[Your objective]
Gather every line below where "type" appears.

[Records that describe figures]
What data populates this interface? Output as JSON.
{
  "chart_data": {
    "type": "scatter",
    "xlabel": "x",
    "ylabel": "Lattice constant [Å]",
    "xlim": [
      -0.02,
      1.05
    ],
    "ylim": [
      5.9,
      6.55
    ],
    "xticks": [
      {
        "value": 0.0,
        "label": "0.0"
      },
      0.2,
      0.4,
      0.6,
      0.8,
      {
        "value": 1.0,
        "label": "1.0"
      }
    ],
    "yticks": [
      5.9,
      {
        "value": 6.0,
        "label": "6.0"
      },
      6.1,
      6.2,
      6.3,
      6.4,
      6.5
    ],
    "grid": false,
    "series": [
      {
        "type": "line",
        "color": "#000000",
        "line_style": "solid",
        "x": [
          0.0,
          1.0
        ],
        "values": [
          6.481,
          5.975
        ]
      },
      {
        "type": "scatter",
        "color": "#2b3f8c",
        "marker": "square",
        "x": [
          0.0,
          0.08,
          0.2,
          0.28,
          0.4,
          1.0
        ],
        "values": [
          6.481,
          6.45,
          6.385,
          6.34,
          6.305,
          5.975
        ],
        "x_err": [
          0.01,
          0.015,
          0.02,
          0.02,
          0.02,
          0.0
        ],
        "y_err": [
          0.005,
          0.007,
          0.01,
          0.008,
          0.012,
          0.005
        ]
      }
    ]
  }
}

* * *

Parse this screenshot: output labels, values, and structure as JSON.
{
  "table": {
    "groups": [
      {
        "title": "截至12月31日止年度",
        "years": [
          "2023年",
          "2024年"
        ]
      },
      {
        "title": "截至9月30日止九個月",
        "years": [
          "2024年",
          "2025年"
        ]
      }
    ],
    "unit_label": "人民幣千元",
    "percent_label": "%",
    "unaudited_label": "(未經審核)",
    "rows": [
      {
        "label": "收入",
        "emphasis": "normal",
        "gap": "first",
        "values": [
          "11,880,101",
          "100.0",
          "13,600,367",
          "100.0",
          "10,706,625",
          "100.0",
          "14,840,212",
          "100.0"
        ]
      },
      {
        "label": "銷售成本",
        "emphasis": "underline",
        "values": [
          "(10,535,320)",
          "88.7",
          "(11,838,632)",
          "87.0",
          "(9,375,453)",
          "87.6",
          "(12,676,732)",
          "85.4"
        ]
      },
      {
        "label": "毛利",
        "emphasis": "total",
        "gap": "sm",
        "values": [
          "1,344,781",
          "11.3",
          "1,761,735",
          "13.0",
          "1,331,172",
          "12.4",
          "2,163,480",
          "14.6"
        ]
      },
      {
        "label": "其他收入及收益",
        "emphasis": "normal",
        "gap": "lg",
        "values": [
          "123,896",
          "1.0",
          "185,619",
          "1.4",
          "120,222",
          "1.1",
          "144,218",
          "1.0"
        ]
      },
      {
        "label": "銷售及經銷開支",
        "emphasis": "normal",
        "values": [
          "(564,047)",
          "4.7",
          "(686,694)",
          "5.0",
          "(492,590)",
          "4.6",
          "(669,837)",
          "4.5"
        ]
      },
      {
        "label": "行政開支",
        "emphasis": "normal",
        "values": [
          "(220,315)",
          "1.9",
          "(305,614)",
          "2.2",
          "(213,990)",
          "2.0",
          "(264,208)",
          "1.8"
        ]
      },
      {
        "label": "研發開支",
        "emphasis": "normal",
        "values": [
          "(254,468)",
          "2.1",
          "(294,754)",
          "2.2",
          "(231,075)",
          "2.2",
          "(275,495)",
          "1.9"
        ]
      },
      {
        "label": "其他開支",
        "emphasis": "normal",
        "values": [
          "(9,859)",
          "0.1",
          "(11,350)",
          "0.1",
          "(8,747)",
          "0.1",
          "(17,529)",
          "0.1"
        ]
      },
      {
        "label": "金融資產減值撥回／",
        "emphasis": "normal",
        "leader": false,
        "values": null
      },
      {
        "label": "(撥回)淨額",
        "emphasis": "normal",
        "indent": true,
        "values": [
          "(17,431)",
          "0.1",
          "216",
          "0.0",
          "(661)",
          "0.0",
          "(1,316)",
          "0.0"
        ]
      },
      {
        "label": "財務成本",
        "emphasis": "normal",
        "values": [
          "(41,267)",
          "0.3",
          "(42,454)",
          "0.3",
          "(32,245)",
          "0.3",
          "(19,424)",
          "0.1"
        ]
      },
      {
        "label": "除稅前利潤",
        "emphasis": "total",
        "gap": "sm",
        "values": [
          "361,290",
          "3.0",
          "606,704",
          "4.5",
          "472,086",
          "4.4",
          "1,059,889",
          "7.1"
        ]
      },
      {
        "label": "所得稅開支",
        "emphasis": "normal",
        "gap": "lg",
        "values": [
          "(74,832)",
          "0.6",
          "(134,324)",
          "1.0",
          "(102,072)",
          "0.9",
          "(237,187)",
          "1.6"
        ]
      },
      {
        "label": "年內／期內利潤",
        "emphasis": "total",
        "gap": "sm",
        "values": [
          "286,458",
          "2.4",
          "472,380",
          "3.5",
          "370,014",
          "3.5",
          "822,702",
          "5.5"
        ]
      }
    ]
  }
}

[Problem solution]
    "type": "scatter",
        "type": "line",
        "type": "scatter",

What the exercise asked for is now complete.